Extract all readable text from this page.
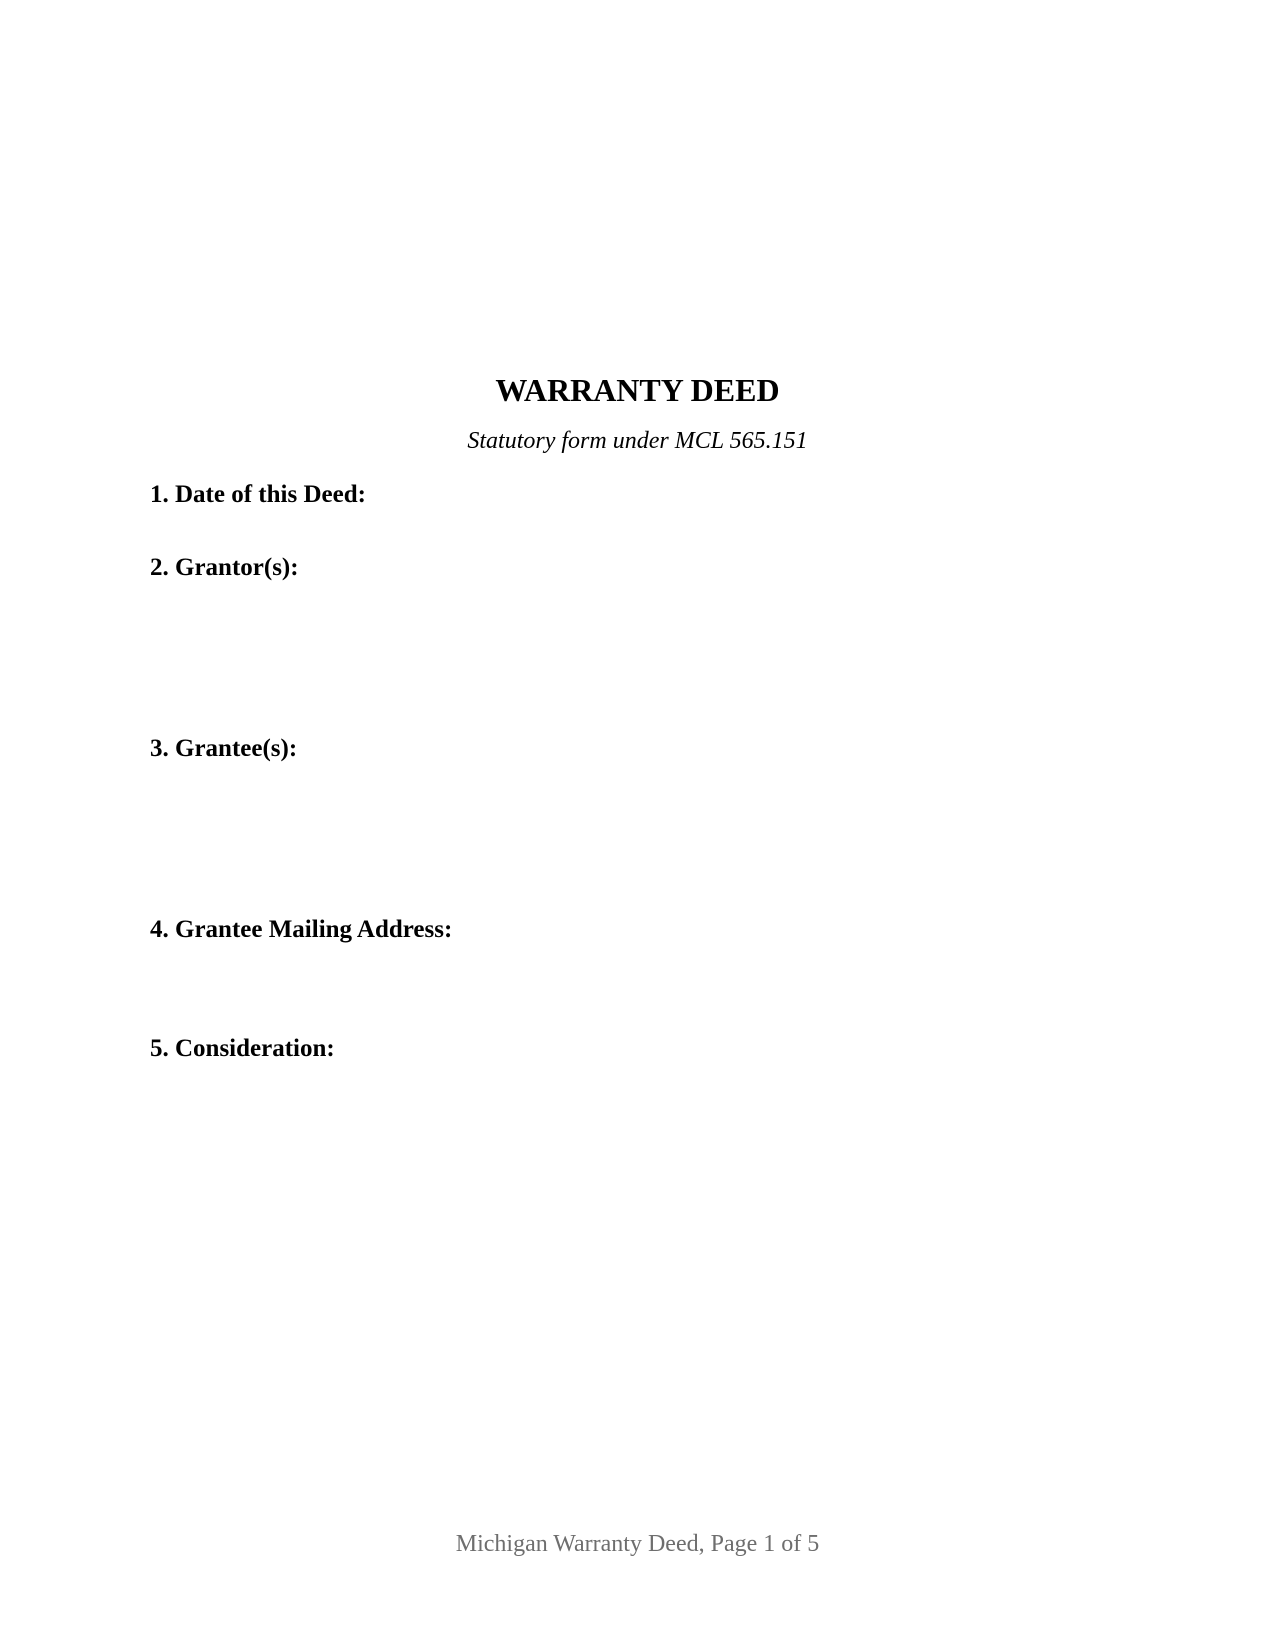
WARRANTY DEED
Statutory form under MCL 565.151
1. Date of this Deed:
2. Grantor(s):
3. Grantee(s):
4. Grantee Mailing Address:
5. Consideration:
Michigan Warranty Deed, Page 1 of 5
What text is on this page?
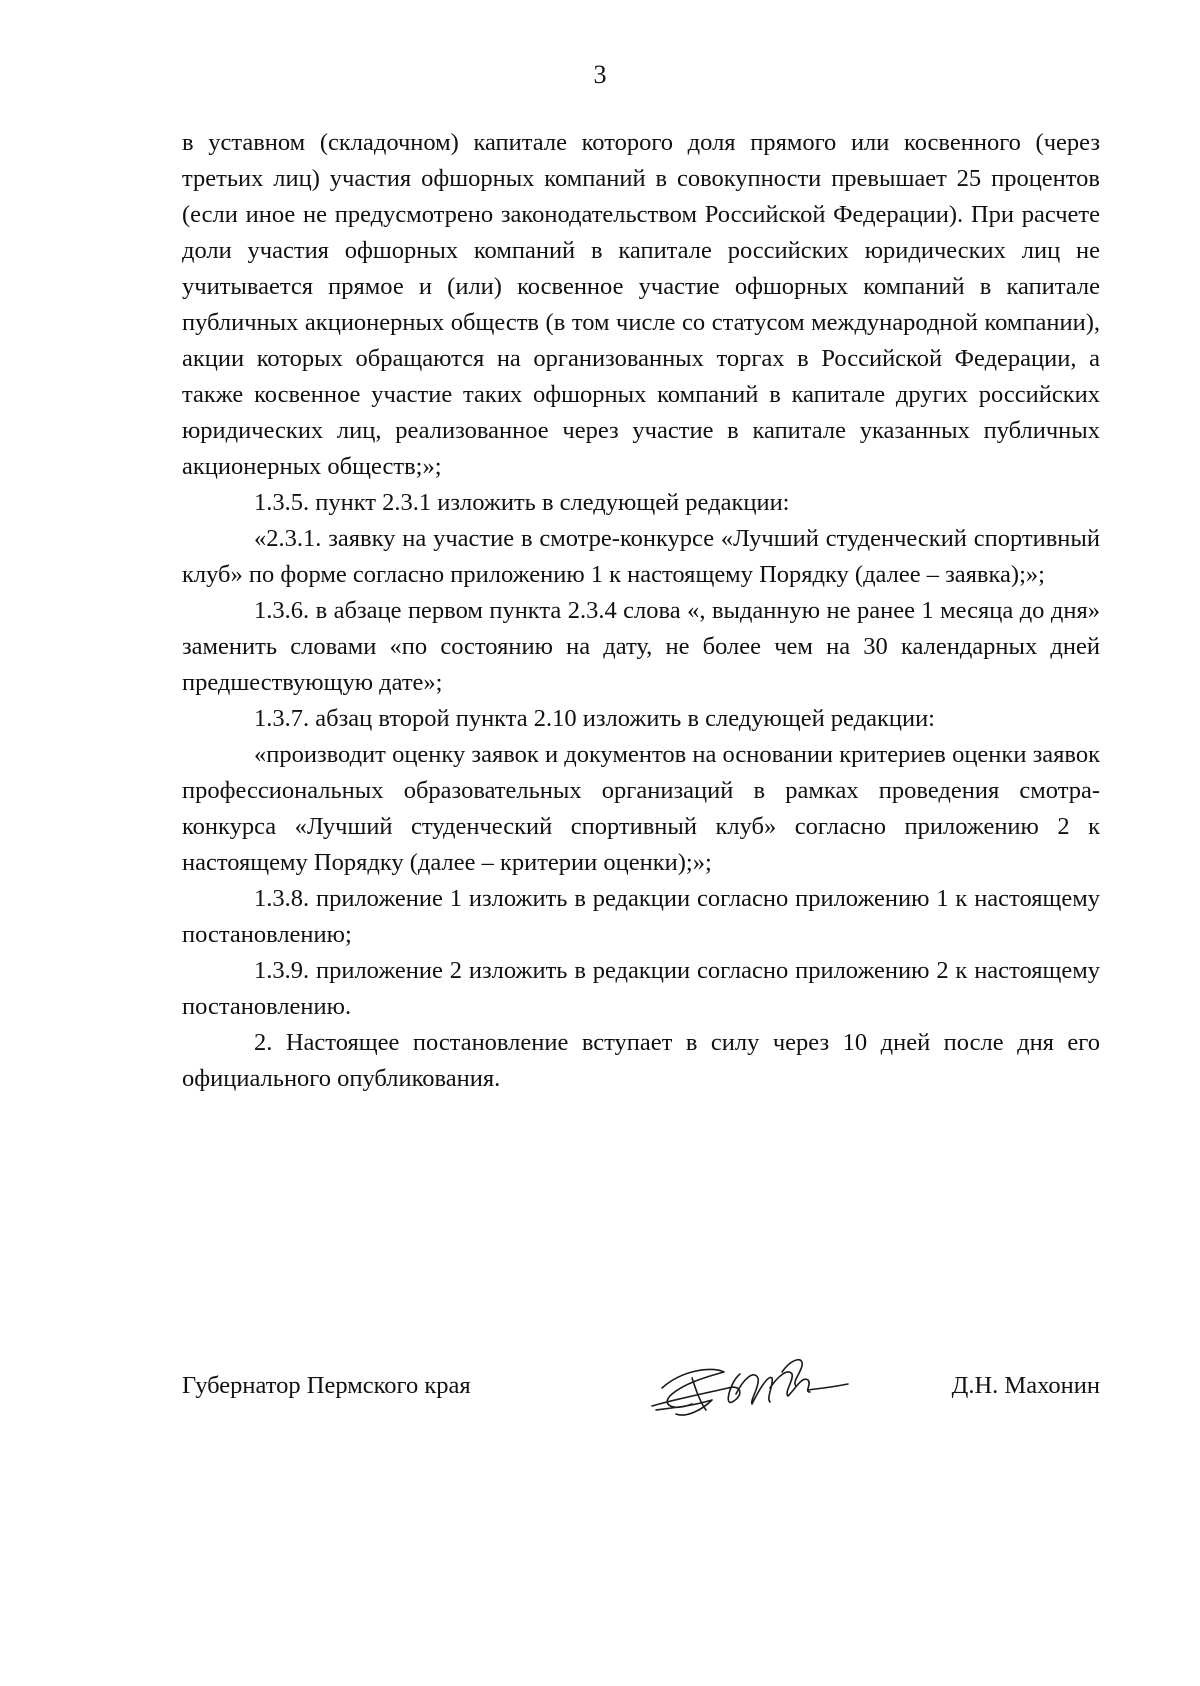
3

в уставном (складочном) капитале которого доля прямого или косвенного (через третьих лиц) участия офшорных компаний в совокупности превышает 25 процентов (если иное не предусмотрено законодательством Российской Федерации). При расчете доли участия офшорных компаний в капитале российских юридических лиц не учитывается прямое и (или) косвенное участие офшорных компаний в капитале публичных акционерных обществ (в том числе со статусом международной компании), акции которых обращаются на организованных торгах в Российской Федерации, а также косвенное участие таких офшорных компаний в капитале других российских юридических лиц, реализованное через участие в капитале указанных публичных акционерных обществ;»;

1.3.5. пункт 2.3.1 изложить в следующей редакции:

«2.3.1. заявку на участие в смотре-конкурсе «Лучший студенческий спортивный клуб» по форме согласно приложению 1 к настоящему Порядку (далее – заявка);»;

1.3.6. в абзаце первом пункта 2.3.4 слова «, выданную не ранее 1 месяца до дня» заменить словами «по состоянию на дату, не более чем на 30 календарных дней предшествующую дате»;

1.3.7. абзац второй пункта 2.10 изложить в следующей редакции:

«производит оценку заявок и документов на основании критериев оценки заявок профессиональных образовательных организаций в рамках проведения смотра-конкурса «Лучший студенческий спортивный клуб» согласно приложению 2 к настоящему Порядку (далее – критерии оценки);»;

1.3.8. приложение 1 изложить в редакции согласно приложению 1 к настоящему постановлению;

1.3.9. приложение 2 изложить в редакции согласно приложению 2 к настоящему постановлению.

2. Настоящее постановление вступает в силу через 10 дней после дня его официального опубликования.

Губернатор Пермского края	Д.Н. Махонин
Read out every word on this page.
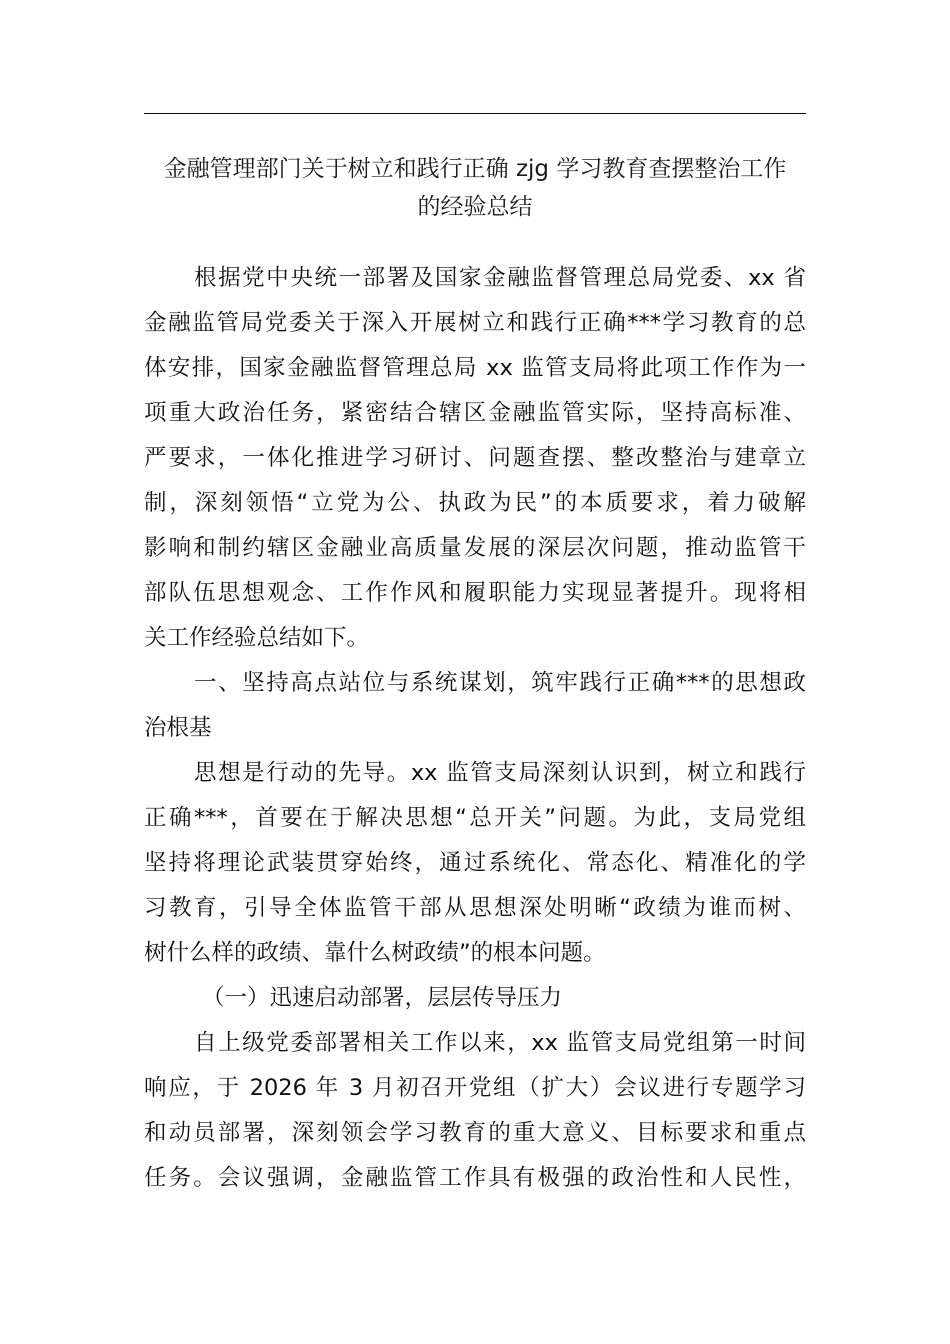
金融管理部门关于树立和践行正确 zjg 学习教育查摆整治工作
的经验总结
根据党中央统一部署及国家金融监督管理总局党委、xx 省
金融监管局党委关于深入开展树立和践行正确***学习教育的总
体安排，国家金融监督管理总局 xx 监管支局将此项工作作为一
项重大政治任务，紧密结合辖区金融监管实际，坚持高标准、
严要求，一体化推进学习研讨、问题查摆、整改整治与建章立
制，深刻领悟“立党为公、执政为民”的本质要求，着力破解
影响和制约辖区金融业高质量发展的深层次问题，推动监管干
部队伍思想观念、工作作风和履职能力实现显著提升。现将相
关工作经验总结如下。
一、坚持高点站位与系统谋划，筑牢践行正确***的思想政
治根基
思想是行动的先导。xx 监管支局深刻认识到，树立和践行
正确***，首要在于解决思想“总开关”问题。为此，支局党组
坚持将理论武装贯穿始终，通过系统化、常态化、精准化的学
习教育，引导全体监管干部从思想深处明晰“政绩为谁而树、
树什么样的政绩、靠什么树政绩”的根本问题。
（一）迅速启动部署，层层传导压力
自上级党委部署相关工作以来，xx 监管支局党组第一时间
响应，于 2026 年 3 月初召开党组（扩大）会议进行专题学习
和动员部署，深刻领会学习教育的重大意义、目标要求和重点
任务。会议强调，金融监管工作具有极强的政治性和人民性，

====

What the task requires:
Search the listing for the string "Лучший". Copy each line where it turns up.

Answer to the task:
«2.3.1. заявку на участие в смотре-конкурсе «Лучший студенческий спортивный клуб» по форме согласно приложению 1 к настоящему Порядку (далее – заявка);»;
«производит оценку заявок и документов на основании критериев оценки заявок профессиональных образовательных организаций в рамках проведения смотра-конкурса «Лучший студенческий спортивный клуб» согласно приложению 2 к настоящему Порядку (далее – критерии оценки);»;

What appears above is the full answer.